Identify and pull out each line of the entries in which "this" occurs.

— Start of Provided material —

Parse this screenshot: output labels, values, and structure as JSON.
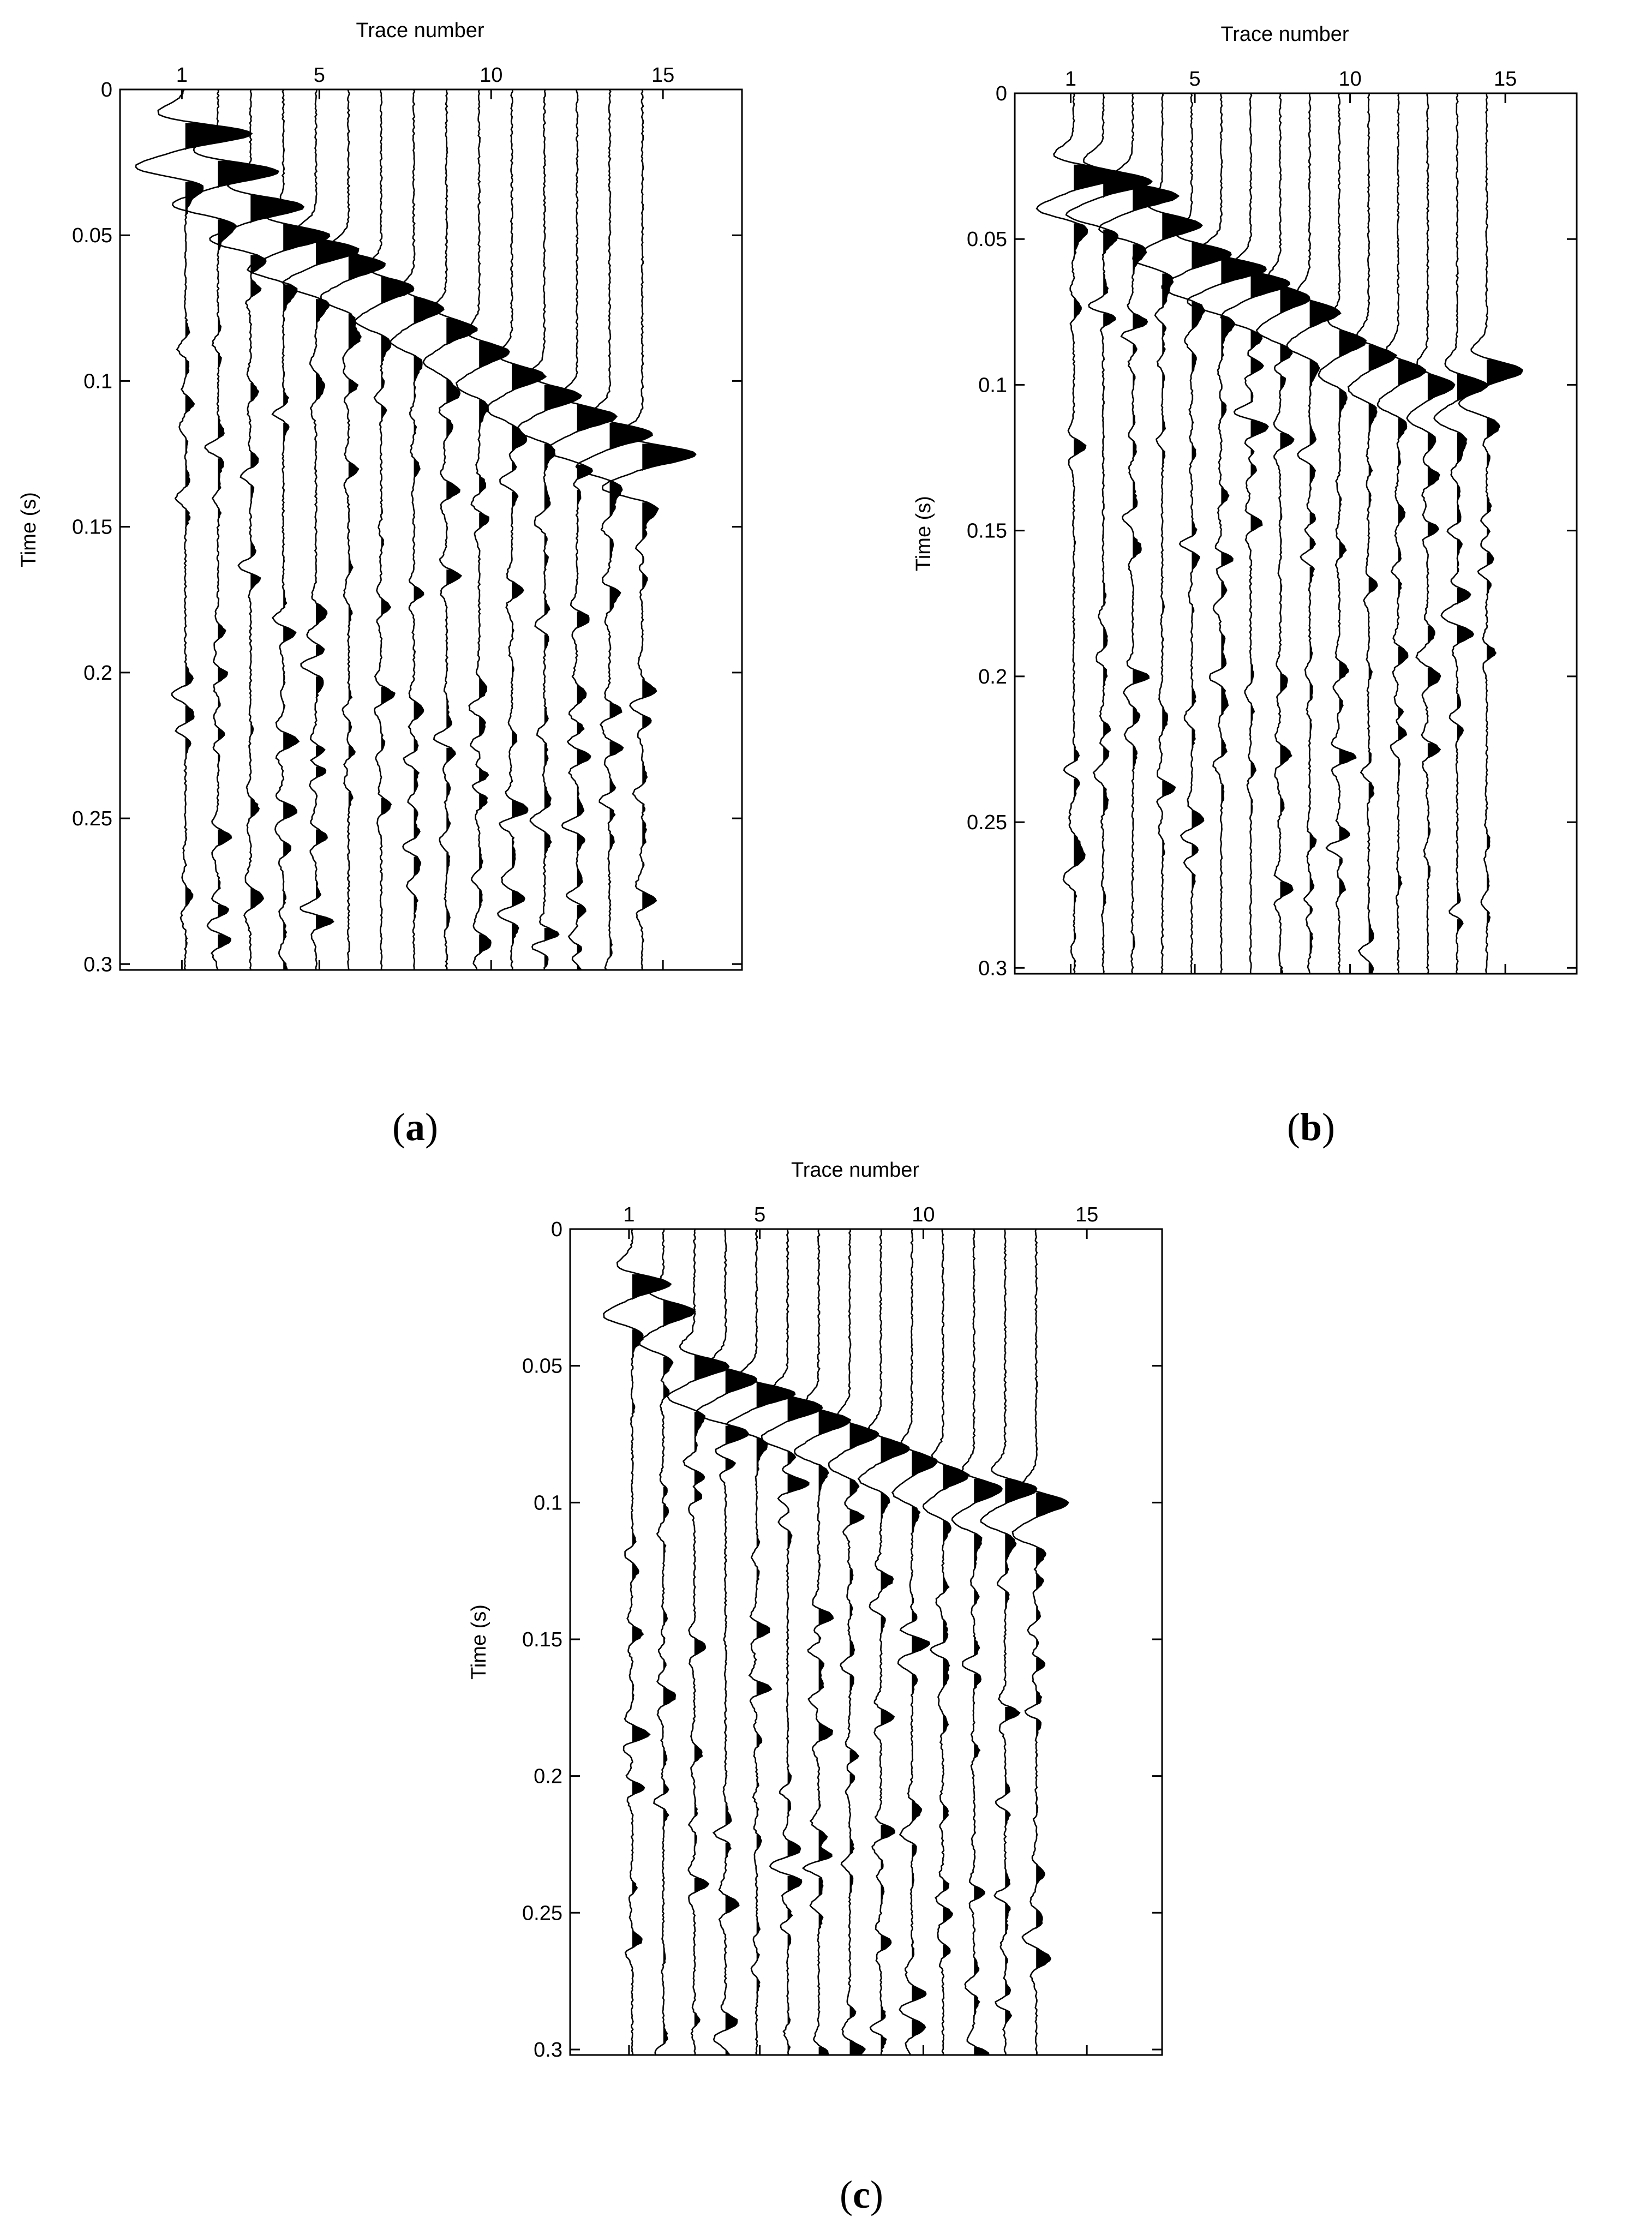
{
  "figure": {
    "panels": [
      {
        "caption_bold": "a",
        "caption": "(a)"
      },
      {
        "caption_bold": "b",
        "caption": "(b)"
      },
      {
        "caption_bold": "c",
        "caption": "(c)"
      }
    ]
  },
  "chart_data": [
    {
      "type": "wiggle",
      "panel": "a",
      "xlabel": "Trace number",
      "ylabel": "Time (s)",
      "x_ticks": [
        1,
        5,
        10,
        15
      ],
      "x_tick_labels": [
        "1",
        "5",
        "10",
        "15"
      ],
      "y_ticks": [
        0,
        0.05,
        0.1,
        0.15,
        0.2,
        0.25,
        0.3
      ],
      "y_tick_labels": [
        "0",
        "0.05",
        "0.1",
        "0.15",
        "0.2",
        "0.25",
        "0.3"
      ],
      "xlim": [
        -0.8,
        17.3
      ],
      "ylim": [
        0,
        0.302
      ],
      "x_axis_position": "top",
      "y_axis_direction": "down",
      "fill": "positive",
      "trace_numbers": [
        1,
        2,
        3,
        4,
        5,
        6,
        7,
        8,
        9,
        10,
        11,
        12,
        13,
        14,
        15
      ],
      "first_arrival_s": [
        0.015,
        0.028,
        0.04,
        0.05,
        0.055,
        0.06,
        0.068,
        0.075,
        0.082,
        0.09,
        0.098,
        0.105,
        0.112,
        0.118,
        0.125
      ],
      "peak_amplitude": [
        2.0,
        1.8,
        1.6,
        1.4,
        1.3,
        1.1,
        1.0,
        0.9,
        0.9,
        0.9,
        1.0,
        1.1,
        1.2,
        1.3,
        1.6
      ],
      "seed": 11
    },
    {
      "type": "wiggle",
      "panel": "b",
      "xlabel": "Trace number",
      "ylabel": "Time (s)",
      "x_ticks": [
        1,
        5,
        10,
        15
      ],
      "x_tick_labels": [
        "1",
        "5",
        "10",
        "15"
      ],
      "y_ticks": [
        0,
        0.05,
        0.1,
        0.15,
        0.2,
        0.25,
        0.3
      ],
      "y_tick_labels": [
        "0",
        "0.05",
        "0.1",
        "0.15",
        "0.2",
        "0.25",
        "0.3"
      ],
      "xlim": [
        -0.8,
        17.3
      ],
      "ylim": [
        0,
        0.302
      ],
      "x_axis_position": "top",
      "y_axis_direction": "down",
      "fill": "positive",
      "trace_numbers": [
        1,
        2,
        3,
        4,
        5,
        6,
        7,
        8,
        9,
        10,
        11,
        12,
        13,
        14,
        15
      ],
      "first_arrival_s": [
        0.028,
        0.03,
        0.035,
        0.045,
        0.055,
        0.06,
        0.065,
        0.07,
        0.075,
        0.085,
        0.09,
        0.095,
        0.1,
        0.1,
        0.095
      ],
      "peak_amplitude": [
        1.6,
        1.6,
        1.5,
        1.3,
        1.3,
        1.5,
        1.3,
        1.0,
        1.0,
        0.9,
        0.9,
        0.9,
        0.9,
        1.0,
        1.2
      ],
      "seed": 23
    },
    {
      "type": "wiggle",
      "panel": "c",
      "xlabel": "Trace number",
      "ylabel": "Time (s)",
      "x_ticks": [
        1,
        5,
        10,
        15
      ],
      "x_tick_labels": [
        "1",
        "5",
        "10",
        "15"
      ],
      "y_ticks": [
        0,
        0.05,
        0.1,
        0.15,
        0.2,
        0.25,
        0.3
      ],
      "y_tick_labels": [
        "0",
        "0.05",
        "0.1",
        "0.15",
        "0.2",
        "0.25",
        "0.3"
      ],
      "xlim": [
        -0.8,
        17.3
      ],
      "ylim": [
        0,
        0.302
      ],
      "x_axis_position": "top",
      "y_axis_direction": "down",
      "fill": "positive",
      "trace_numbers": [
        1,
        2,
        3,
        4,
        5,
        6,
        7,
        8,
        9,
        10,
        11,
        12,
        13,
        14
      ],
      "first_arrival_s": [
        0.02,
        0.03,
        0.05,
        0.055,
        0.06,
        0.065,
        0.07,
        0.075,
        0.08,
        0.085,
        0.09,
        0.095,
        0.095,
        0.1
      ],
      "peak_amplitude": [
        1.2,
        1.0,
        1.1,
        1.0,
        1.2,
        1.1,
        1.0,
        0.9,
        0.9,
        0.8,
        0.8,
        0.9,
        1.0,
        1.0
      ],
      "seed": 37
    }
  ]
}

— End of Provided material —
— Start of Provided material —

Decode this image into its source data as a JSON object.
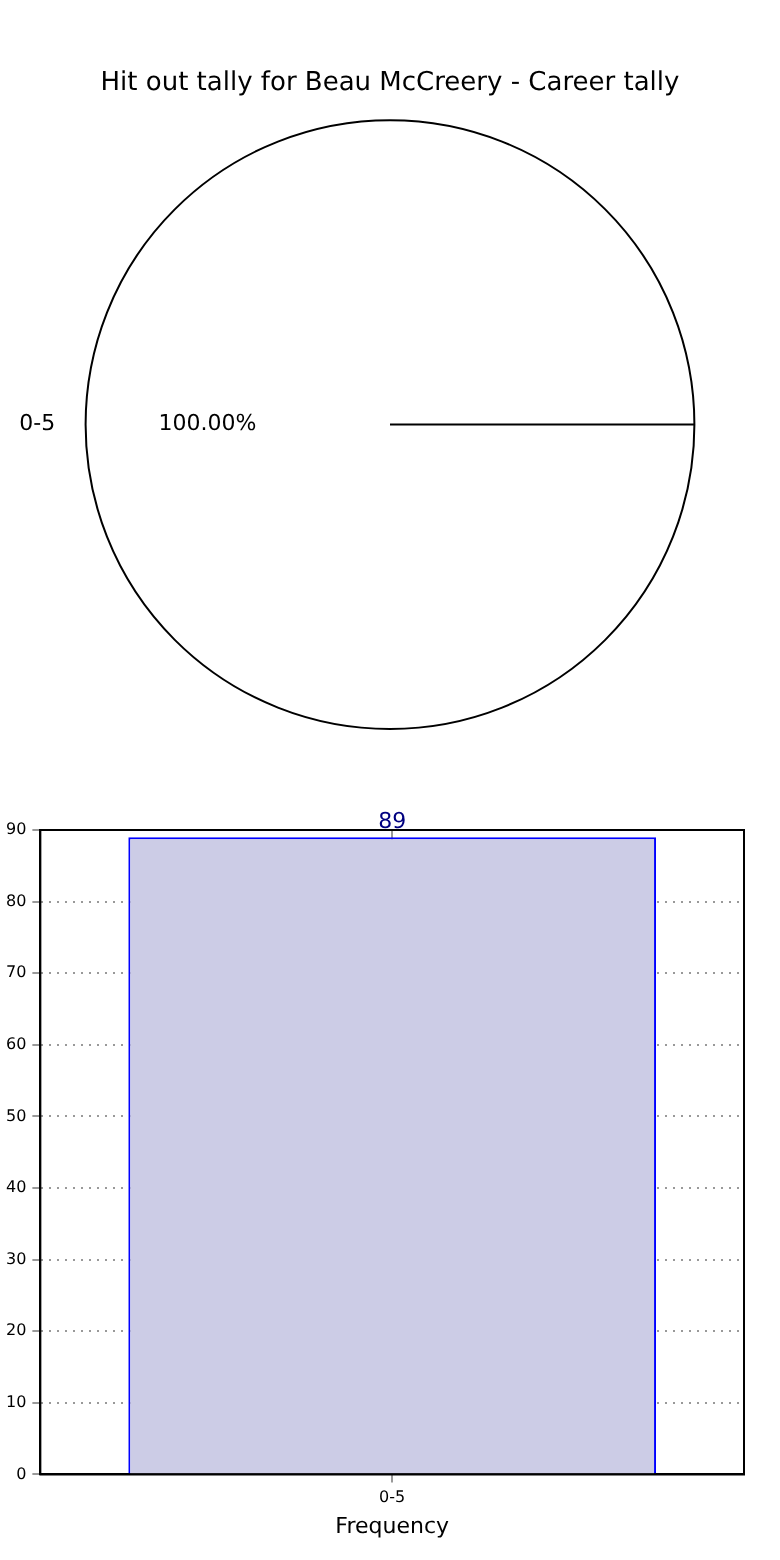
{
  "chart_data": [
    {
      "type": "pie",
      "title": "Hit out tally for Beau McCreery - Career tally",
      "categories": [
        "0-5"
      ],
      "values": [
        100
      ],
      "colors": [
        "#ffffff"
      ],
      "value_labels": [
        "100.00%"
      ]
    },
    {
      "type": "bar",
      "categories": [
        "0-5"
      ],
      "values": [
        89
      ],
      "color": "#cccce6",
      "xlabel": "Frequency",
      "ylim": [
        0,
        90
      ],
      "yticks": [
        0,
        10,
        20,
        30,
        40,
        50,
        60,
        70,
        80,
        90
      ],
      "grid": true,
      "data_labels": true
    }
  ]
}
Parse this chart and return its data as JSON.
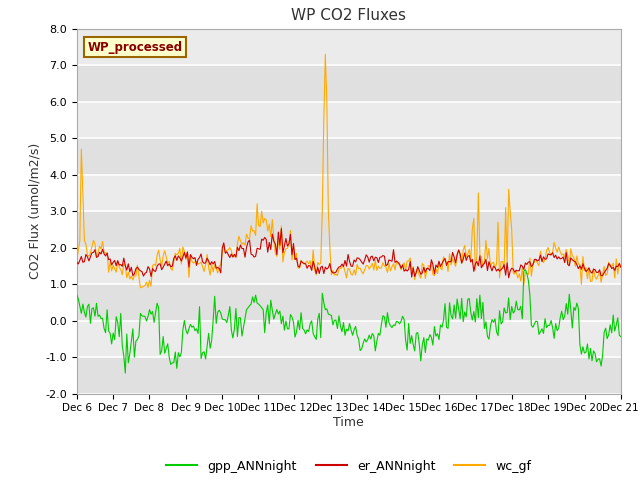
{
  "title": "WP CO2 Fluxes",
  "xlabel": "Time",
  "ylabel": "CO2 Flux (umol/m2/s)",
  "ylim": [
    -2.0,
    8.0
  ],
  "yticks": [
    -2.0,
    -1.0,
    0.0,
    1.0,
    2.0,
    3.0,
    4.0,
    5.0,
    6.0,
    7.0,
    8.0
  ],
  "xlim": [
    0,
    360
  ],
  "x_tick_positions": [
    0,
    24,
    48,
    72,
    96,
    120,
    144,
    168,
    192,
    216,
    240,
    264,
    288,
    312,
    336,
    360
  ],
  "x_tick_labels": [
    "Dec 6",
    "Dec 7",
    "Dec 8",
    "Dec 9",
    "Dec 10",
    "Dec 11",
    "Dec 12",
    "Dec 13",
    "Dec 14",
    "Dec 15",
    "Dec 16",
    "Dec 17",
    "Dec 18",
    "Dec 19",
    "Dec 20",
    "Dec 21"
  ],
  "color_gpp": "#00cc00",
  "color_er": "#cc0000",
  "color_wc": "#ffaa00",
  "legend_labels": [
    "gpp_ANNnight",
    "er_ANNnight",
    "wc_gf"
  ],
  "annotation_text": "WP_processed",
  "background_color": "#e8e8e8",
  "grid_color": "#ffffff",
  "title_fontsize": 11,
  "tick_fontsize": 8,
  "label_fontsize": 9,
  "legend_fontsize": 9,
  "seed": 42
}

— End of Provided material —

▶ [Full solution]:
Parse this screenshot: output labels, values, and structure as JSON.
Decode this image into its source data as a JSON object.
Parse this chart and return its data as JSON.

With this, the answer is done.